--- START INPUT DATA ---
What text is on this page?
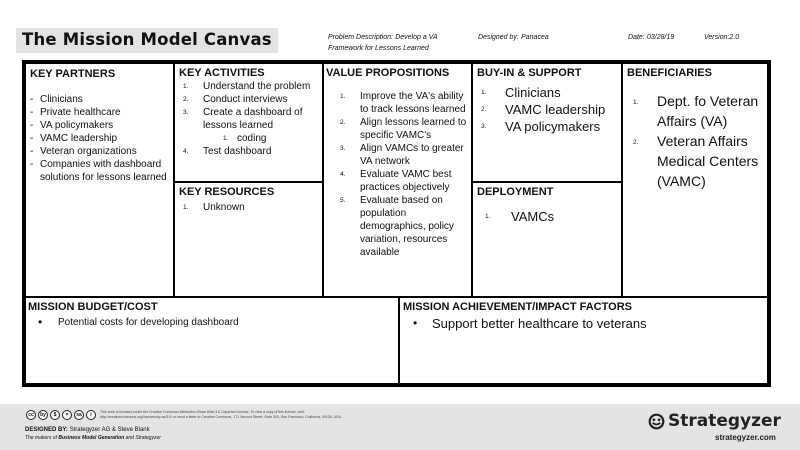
The Mission Model Canvas	Problem Description: Develop a VA
Framework for Lessons Learned
Designed by: Panacea	Date: 03/28/19	Version:2.0
KEY PARTNERS
- Clinicians
- Private healthcare
- VA policymakers
- VAMC leadership
- Veteran organizations
- Companies with dashboard solutions for lessons learned
KEY ACTIVITIES
1. Understand the problem
2. Conduct interviews
3. Create a dashboard of lessons learned
1. coding
4. Test dashboard
KEY RESOURCES
1. Unknown
VALUE PROPOSITIONS
1. Improve the VA's ability to track lessons learned
2. Align lessons learned to specific VAMC's
3. Align VAMCs to greater VA network
4. Evaluate VAMC best practices objectively
5. Evaluate based on population demographics, policy variation, resources available
BUY-IN & SUPPORT
1. Clinicians
2. VAMC leadership
3. VA policymakers
DEPLOYMENT
1. VAMCs
BENEFICIARIES
1. Dept. fo Veteran Affairs (VA)
2. Veteran Affairs Medical Centers (VAMC)
MISSION BUDGET/COST
• Potential costs for developing dashboard
MISSION ACHIEVEMENT/IMPACT FACTORS
• Support better healthcare to veterans
cc	by	$	=	sa	i	This work is licensed under the Creative Commons Attribution-Share Alike 3.0 Unported License. To view a copy of this license, visit:
http://creativecommons.org/licenses/by-sa/3.0/ or send a letter to Creative Commons, 171 Second Street, Suite 300, San Francisco, California, 94105, USA.
DESIGNED BY: Strategyzer AG & Steve Blank
The makers of Business Model Generation and Strategyzer
Strategyzer
strategyzer.com
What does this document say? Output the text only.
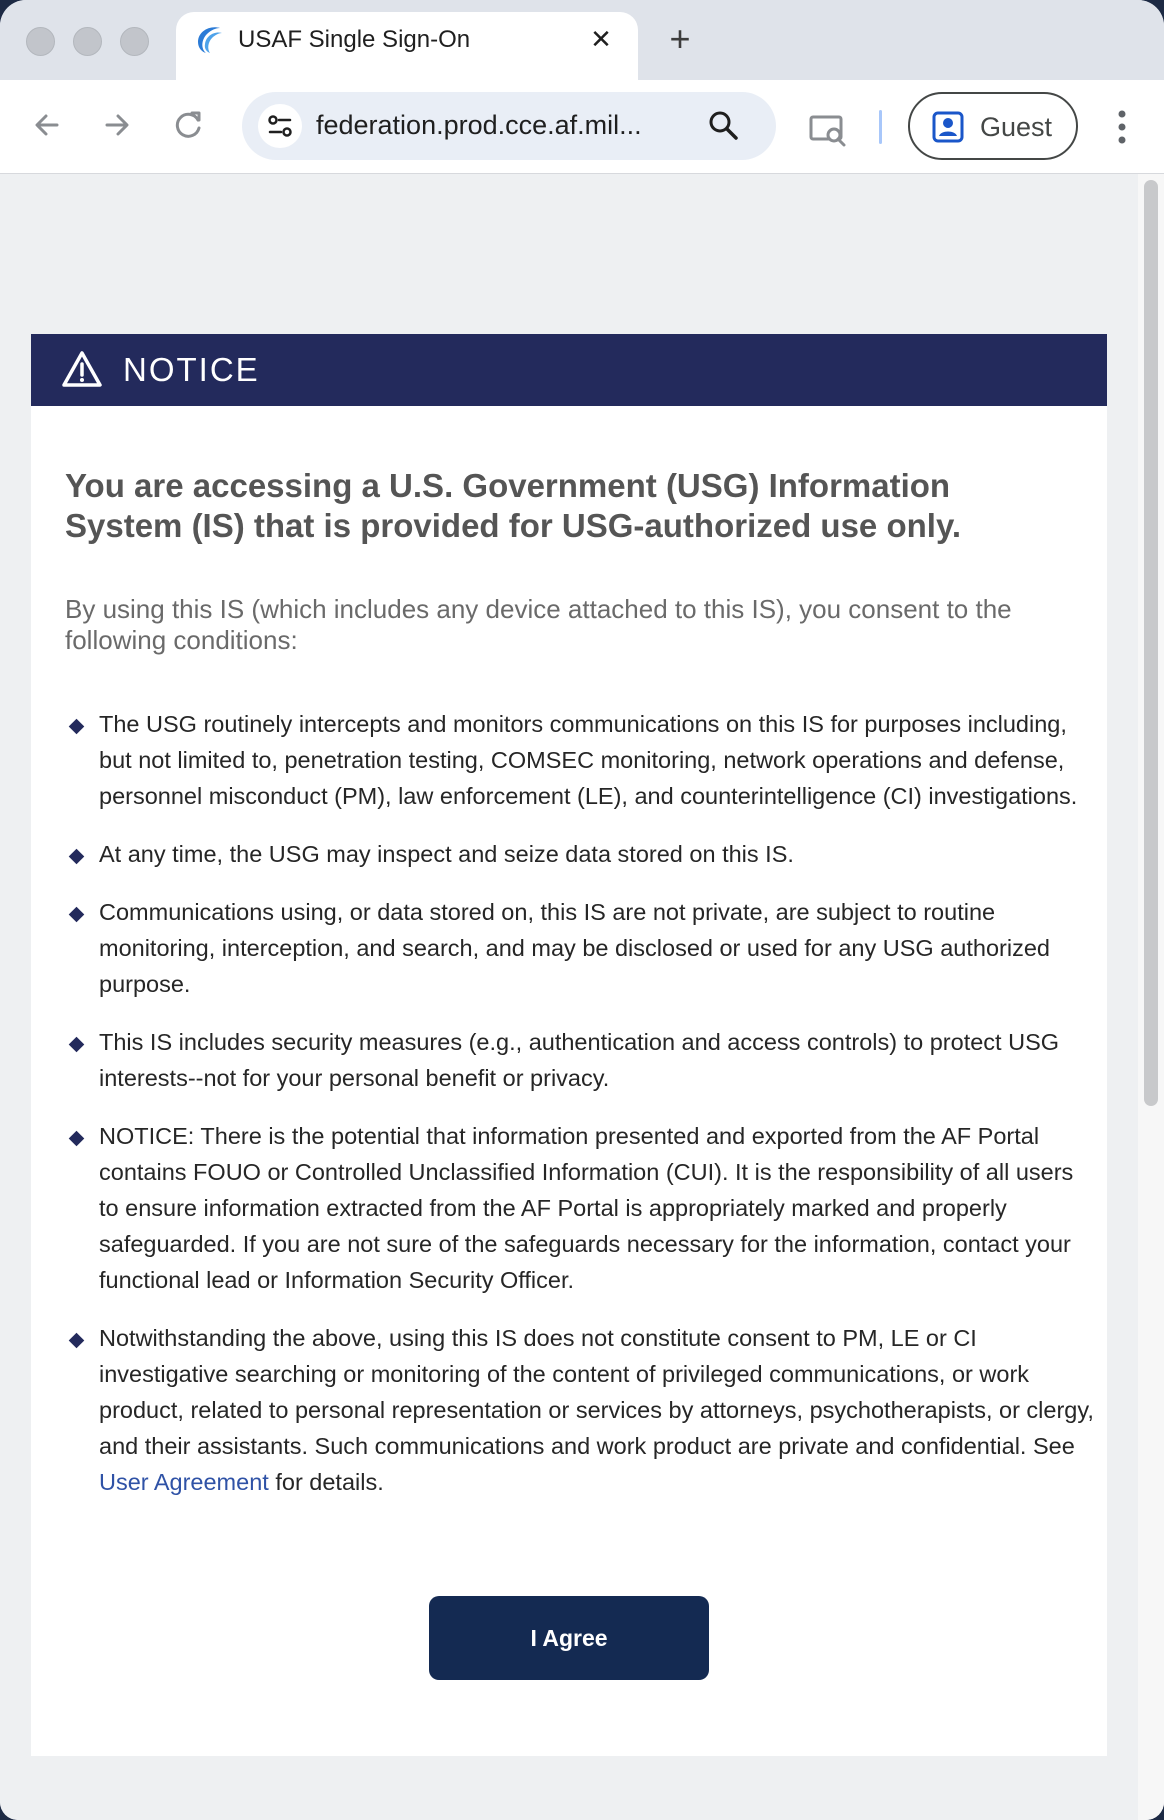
USAF Single Sign-On	✕ +
federation.prod.cce.af.mil...	Guest
NOTICE

You are accessing a U.S. Government (USG) Information System (IS) that is provided for USG-authorized use only.

By using this IS (which includes any device attached to this IS), you consent to the following conditions:

The USG routinely intercepts and monitors communications on this IS for purposes including, but not limited to, penetration testing, COMSEC monitoring, network operations and defense, personnel misconduct (PM), law enforcement (LE), and counterintelligence (CI) investigations.
At any time, the USG may inspect and seize data stored on this IS.
Communications using, or data stored on, this IS are not private, are subject to routine monitoring, interception, and search, and may be disclosed or used for any USG authorized purpose.
This IS includes security measures (e.g., authentication and access controls) to protect USG interests--not for your personal benefit or privacy.
NOTICE: There is the potential that information presented and exported from the AF Portal contains FOUO or Controlled Unclassified Information (CUI). It is the responsibility of all users to ensure information extracted from the AF Portal is appropriately marked and properly safeguarded. If you are not sure of the safeguards necessary for the information, contact your functional lead or Information Security Officer.
Notwithstanding the above, using this IS does not constitute consent to PM, LE or CI investigative searching or monitoring of the content of privileged communications, or work product, related to personal representation or services by attorneys, psychotherapists, or clergy, and their assistants. Such communications and work product are private and confidential. See User Agreement for details.
I Agree
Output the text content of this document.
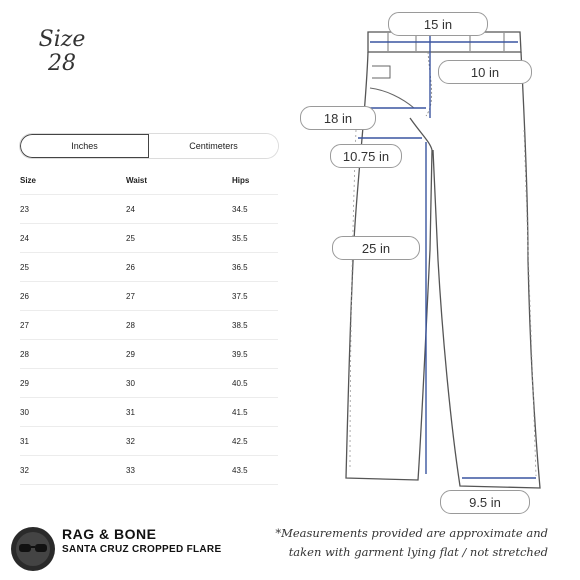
Size
28
Inches	Centimeters
Size	Waist	Hips
23	24	34.5
24	25	35.5
25	26	36.5
26	27	37.5
27	28	38.5
28	29	39.5
29	30	40.5
30	31	41.5
31	32	42.5
32	33	43.5
15 in
10 in
18 in
10.75 in
25 in
9.5 in
RAG & BONE
SANTA CRUZ CROPPED FLARE
*Measurements provided are approximate and taken with garment lying flat / not stretched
--- END INPUT DATA ---
> GIVEN INSTRUCTION
Every record above should be written out again without change, except that the pictures are left out.

> FULL OUTPUT
What text is on this page?
The Mission Model Canvas	Problem Description: Develop a VA
Framework for Lessons Learned
Designed by: Panacea	Date: 03/28/19	Version:2.0
KEY PARTNERS
- Clinicians
- Private healthcare
- VA policymakers
- VAMC leadership
- Veteran organizations
- Companies with dashboard solutions for lessons learned
KEY ACTIVITIES
1. Understand the problem
2. Conduct interviews
3. Create a dashboard of lessons learned
1. coding
4. Test dashboard
KEY RESOURCES
1. Unknown
VALUE PROPOSITIONS
1. Improve the VA's ability to track lessons learned
2. Align lessons learned to specific VAMC's
3. Align VAMCs to greater VA network
4. Evaluate VAMC best practices objectively
5. Evaluate based on population demographics, policy variation, resources available
BUY-IN & SUPPORT
1. Clinicians
2. VAMC leadership
3. VA policymakers
DEPLOYMENT
1. VAMCs
BENEFICIARIES
1. Dept. fo Veteran Affairs (VA)
2. Veteran Affairs Medical Centers (VAMC)
MISSION BUDGET/COST
• Potential costs for developing dashboard
MISSION ACHIEVEMENT/IMPACT FACTORS
• Support better healthcare to veterans
cc	by	$	=	sa	i	This work is licensed under the Creative Commons Attribution-Share Alike 3.0 Unported License. To view a copy of this license, visit:
http://creativecommons.org/licenses/by-sa/3.0/ or send a letter to Creative Commons, 171 Second Street, Suite 300, San Francisco, California, 94105, USA.
DESIGNED BY: Strategyzer AG & Steve Blank
The makers of Business Model Generation and Strategyzer
Strategyzer
strategyzer.com
What does this document say? Output the text only.
USAF Single Sign-On	✕ +
federation.prod.cce.af.mil...	Guest
NOTICE

You are accessing a U.S. Government (USG) Information System (IS) that is provided for USG-authorized use only.

By using this IS (which includes any device attached to this IS), you consent to the following conditions:

The USG routinely intercepts and monitors communications on this IS for purposes including, but not limited to, penetration testing, COMSEC monitoring, network operations and defense, personnel misconduct (PM), law enforcement (LE), and counterintelligence (CI) investigations.
At any time, the USG may inspect and seize data stored on this IS.
Communications using, or data stored on, this IS are not private, are subject to routine monitoring, interception, and search, and may be disclosed or used for any USG authorized purpose.
This IS includes security measures (e.g., authentication and access controls) to protect USG interests--not for your personal benefit or privacy.
NOTICE: There is the potential that information presented and exported from the AF Portal contains FOUO or Controlled Unclassified Information (CUI). It is the responsibility of all users to ensure information extracted from the AF Portal is appropriately marked and properly safeguarded. If you are not sure of the safeguards necessary for the information, contact your functional lead or Information Security Officer.
Notwithstanding the above, using this IS does not constitute consent to PM, LE or CI investigative searching or monitoring of the content of privileged communications, or work product, related to personal representation or services by attorneys, psychotherapists, or clergy, and their assistants. Such communications and work product are private and confidential. See User Agreement for details.
I Agree
Output the text content of this document.
Size
28
Inches	Centimeters
Size	Waist	Hips
23	24	34.5
24	25	35.5
25	26	36.5
26	27	37.5
27	28	38.5
28	29	39.5
29	30	40.5
30	31	41.5
31	32	42.5
32	33	43.5
15 in
10 in
18 in
10.75 in
25 in
9.5 in
RAG & BONE
SANTA CRUZ CROPPED FLARE
*Measurements provided are approximate and taken with garment lying flat / not stretched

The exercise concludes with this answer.